Records for this exercise:
════════

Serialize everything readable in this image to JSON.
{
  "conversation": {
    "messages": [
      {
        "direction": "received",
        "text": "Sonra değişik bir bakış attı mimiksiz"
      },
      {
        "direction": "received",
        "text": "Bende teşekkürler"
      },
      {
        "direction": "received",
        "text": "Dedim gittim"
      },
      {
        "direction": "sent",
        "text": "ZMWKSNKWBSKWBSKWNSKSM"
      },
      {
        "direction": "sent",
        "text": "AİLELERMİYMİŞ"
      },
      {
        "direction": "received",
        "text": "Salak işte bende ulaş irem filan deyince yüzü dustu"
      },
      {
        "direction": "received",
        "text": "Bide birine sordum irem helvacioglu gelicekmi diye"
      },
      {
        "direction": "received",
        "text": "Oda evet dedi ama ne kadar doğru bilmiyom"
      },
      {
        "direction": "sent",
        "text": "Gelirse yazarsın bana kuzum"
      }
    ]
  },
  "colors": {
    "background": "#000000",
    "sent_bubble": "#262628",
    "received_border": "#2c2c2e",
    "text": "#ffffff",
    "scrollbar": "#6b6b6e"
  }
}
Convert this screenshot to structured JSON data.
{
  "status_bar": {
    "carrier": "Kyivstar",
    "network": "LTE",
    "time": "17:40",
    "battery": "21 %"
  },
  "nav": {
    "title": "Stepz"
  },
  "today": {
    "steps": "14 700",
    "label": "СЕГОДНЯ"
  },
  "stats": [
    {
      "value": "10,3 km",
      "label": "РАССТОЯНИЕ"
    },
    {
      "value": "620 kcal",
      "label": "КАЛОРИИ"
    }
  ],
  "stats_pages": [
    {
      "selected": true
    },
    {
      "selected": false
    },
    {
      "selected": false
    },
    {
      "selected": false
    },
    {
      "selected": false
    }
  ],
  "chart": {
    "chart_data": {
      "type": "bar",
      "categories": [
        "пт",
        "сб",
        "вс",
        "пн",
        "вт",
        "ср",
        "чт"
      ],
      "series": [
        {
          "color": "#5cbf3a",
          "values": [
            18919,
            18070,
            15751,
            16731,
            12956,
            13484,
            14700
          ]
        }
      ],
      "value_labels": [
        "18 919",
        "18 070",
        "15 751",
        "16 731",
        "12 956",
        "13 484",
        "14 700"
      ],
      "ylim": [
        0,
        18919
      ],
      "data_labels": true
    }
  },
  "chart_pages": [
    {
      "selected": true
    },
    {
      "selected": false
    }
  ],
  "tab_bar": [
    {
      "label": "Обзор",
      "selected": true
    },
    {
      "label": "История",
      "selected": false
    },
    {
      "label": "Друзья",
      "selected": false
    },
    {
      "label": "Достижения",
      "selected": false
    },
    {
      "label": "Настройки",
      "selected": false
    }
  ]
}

════════

What to work on: Return each line of the records above exactly as it reads.

Response to the task:
Serialize everything readable in this image to JSON.
{
  "conversation": {
    "messages": [
      {
        "direction": "received",
        "text": "Sonra değişik bir bakış attı mimiksiz"
      },
      {
        "direction": "received",
        "text": "Bende teşekkürler"
      },
      {
        "direction": "received",
        "text": "Dedim gittim"
      },
      {
        "direction": "sent",
        "text": "ZMWKSNKWBSKWBSKWNSKSM"
      },
      {
        "direction": "sent",
        "text": "AİLELERMİYMİŞ"
      },
      {
        "direction": "received",
        "text": "Salak işte bende ulaş irem filan deyince yüzü dustu"
      },
      {
        "direction": "received",
        "text": "Bide birine sordum irem helvacioglu gelicekmi diye"
      },
      {
        "direction": "received",
        "text": "Oda evet dedi ama ne kadar doğru bilmiyom"
      },
      {
        "direction": "sent",
        "text": "Gelirse yazarsın bana kuzum"
      }
    ]
  },
  "colors": {
    "background": "#000000",
    "sent_bubble": "#262628",
    "received_border": "#2c2c2e",
    "text": "#ffffff",
    "scrollbar": "#6b6b6e"
  }
}
Convert this screenshot to structured JSON data.
{
  "status_bar": {
    "carrier": "Kyivstar",
    "network": "LTE",
    "time": "17:40",
    "battery": "21 %"
  },
  "nav": {
    "title": "Stepz"
  },
  "today": {
    "steps": "14 700",
    "label": "СЕГОДНЯ"
  },
  "stats": [
    {
      "value": "10,3 km",
      "label": "РАССТОЯНИЕ"
    },
    {
      "value": "620 kcal",
      "label": "КАЛОРИИ"
    }
  ],
  "stats_pages": [
    {
      "selected": true
    },
    {
      "selected": false
    },
    {
      "selected": false
    },
    {
      "selected": false
    },
    {
      "selected": false
    }
  ],
  "chart": {
    "chart_data": {
      "type": "bar",
      "categories": [
        "пт",
        "сб",
        "вс",
        "пн",
        "вт",
        "ср",
        "чт"
      ],
      "series": [
        {
          "color": "#5cbf3a",
          "values": [
            18919,
            18070,
            15751,
            16731,
            12956,
            13484,
            14700
          ]
        }
      ],
      "value_labels": [
        "18 919",
        "18 070",
        "15 751",
        "16 731",
        "12 956",
        "13 484",
        "14 700"
      ],
      "ylim": [
        0,
        18919
      ],
      "data_labels": true
    }
  },
  "chart_pages": [
    {
      "selected": true
    },
    {
      "selected": false
    }
  ],
  "tab_bar": [
    {
      "label": "Обзор",
      "selected": true
    },
    {
      "label": "История",
      "selected": false
    },
    {
      "label": "Друзья",
      "selected": false
    },
    {
      "label": "Достижения",
      "selected": false
    },
    {
      "label": "Настройки",
      "selected": false
    }
  ]
}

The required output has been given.